**PROBLEM REQUIREMENTS**
Give the number of lines in the data that contain "helårsarbeten", and nothing more.

**DATA TO USE**
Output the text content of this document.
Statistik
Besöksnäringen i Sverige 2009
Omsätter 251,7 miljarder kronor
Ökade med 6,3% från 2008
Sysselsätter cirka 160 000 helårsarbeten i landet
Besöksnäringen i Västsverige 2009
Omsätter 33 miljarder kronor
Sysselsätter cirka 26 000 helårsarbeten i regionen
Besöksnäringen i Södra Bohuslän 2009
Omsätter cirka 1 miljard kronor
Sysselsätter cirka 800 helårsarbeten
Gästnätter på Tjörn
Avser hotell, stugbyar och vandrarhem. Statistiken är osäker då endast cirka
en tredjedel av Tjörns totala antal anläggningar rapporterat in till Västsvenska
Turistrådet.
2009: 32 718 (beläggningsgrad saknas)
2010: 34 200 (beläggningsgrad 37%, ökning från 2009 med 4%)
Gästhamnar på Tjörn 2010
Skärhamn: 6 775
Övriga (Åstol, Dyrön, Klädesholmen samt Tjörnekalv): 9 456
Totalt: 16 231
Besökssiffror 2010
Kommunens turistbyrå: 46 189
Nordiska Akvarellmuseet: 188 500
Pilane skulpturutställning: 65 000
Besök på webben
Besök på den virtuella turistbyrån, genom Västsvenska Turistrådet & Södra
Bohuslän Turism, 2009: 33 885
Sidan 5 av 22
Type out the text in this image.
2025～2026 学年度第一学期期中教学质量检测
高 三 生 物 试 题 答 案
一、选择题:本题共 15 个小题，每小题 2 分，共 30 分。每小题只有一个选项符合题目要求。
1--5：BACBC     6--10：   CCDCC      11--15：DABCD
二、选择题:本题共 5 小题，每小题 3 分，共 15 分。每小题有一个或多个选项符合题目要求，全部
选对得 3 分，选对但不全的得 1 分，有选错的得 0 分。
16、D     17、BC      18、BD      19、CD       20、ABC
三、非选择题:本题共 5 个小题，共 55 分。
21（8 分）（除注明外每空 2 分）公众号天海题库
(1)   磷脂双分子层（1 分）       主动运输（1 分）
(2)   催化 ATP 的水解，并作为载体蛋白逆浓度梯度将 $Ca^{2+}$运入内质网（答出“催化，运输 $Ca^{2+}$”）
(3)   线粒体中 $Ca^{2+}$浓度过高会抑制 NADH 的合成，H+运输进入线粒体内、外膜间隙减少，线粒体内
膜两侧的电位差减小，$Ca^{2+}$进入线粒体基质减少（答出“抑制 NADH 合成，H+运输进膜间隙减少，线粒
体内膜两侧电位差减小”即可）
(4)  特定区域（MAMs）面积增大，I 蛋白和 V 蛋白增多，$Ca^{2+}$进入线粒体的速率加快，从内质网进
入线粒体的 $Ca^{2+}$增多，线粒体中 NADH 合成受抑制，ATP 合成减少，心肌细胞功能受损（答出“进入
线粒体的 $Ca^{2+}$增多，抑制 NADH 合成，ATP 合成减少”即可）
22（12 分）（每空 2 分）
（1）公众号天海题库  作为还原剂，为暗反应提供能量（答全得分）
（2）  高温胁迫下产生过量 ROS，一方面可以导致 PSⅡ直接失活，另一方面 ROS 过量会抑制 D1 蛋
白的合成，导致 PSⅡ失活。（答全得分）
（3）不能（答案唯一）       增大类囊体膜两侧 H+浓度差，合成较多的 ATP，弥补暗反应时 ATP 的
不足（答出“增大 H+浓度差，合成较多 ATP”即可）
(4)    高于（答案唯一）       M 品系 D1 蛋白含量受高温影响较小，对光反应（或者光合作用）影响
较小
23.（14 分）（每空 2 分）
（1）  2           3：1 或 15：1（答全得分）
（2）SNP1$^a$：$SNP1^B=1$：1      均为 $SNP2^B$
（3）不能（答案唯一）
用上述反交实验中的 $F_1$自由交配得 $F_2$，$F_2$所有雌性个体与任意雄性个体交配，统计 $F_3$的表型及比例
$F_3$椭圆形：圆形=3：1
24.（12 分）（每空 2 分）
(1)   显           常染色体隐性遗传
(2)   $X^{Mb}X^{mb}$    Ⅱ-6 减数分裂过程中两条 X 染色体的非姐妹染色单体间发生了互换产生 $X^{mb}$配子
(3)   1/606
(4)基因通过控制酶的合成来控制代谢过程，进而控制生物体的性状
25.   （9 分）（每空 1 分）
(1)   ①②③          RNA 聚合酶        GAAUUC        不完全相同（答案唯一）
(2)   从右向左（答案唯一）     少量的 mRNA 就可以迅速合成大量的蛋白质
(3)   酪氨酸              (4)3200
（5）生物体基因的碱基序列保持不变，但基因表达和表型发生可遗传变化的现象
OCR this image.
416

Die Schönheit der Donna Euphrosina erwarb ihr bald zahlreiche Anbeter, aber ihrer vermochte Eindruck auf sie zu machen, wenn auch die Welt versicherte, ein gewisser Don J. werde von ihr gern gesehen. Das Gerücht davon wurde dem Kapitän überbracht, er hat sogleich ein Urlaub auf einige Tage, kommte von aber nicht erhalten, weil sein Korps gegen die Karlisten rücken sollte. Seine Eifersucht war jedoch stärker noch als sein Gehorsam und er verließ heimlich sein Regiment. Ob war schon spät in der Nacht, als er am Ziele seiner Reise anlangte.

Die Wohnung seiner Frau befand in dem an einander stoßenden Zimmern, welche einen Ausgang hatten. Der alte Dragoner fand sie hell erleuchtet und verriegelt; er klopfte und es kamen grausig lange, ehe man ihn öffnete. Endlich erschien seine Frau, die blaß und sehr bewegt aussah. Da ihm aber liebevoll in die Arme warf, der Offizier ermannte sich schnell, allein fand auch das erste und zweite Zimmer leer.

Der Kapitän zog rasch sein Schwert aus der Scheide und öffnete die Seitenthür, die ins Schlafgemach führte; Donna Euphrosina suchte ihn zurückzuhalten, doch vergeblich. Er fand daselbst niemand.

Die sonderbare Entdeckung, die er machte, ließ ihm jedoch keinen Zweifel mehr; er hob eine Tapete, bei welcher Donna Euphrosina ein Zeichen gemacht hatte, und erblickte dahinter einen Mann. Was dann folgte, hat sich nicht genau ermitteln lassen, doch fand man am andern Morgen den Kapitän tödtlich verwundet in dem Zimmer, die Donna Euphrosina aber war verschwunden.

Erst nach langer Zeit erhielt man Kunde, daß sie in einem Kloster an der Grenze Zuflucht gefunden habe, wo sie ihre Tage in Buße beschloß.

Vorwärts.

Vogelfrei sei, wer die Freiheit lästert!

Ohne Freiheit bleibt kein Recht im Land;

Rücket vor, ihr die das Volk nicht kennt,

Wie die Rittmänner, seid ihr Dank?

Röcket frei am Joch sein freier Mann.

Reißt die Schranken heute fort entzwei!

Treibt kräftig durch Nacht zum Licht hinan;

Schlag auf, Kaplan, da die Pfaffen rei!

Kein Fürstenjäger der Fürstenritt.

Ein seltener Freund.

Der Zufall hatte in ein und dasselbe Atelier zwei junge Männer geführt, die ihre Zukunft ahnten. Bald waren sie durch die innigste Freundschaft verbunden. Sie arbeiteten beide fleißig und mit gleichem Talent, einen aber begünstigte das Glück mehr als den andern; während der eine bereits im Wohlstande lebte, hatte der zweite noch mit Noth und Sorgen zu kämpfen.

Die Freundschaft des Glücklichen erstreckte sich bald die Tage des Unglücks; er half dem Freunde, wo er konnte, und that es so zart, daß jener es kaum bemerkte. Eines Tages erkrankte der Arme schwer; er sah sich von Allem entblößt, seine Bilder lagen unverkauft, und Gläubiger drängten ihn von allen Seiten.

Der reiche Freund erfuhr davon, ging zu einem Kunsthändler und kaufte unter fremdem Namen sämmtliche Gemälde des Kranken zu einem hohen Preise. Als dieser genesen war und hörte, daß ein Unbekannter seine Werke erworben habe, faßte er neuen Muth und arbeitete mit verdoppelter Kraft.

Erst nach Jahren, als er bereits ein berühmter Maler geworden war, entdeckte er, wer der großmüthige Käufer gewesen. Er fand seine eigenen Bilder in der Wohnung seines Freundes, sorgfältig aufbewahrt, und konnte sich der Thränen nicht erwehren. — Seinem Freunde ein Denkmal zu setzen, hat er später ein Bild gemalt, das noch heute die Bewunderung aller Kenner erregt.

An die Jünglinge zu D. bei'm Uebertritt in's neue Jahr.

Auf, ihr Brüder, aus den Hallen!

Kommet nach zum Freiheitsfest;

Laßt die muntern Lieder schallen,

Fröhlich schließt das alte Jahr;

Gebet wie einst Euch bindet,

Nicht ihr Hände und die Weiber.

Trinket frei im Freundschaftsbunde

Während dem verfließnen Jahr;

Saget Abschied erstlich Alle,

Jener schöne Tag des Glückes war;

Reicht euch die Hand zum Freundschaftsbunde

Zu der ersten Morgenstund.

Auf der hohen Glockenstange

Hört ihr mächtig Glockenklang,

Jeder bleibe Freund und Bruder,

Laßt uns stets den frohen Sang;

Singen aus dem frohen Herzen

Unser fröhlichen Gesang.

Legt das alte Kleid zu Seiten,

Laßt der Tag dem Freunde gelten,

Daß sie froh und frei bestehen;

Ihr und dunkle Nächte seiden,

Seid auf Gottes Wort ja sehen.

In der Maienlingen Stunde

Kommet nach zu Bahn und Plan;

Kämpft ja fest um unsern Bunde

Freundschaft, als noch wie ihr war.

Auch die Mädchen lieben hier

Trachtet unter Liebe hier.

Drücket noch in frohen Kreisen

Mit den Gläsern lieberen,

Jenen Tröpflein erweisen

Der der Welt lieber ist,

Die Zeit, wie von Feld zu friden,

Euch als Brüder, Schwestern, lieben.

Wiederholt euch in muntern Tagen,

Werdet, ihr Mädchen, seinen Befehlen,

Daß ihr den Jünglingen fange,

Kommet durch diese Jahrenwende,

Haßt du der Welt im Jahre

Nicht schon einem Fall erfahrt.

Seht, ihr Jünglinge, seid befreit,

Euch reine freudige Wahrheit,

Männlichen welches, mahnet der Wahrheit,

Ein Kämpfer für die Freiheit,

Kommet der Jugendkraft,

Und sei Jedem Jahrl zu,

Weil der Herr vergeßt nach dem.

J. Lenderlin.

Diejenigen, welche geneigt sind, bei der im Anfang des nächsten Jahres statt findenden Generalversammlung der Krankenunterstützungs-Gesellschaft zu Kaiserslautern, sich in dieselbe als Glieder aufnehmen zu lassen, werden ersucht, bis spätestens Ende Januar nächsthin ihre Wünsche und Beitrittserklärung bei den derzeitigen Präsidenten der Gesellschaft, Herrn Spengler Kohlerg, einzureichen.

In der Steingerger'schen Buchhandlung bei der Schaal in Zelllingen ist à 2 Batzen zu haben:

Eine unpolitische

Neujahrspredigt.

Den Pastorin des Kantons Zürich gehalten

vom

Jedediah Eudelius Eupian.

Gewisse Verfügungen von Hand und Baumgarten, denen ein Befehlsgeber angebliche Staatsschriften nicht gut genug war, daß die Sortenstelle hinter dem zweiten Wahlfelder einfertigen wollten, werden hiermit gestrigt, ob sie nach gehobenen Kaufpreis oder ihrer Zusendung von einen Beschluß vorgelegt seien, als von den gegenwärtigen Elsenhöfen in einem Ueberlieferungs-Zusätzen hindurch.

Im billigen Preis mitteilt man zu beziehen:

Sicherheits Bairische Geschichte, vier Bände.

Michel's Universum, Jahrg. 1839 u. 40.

**RESPONSE TO THE TASK**
3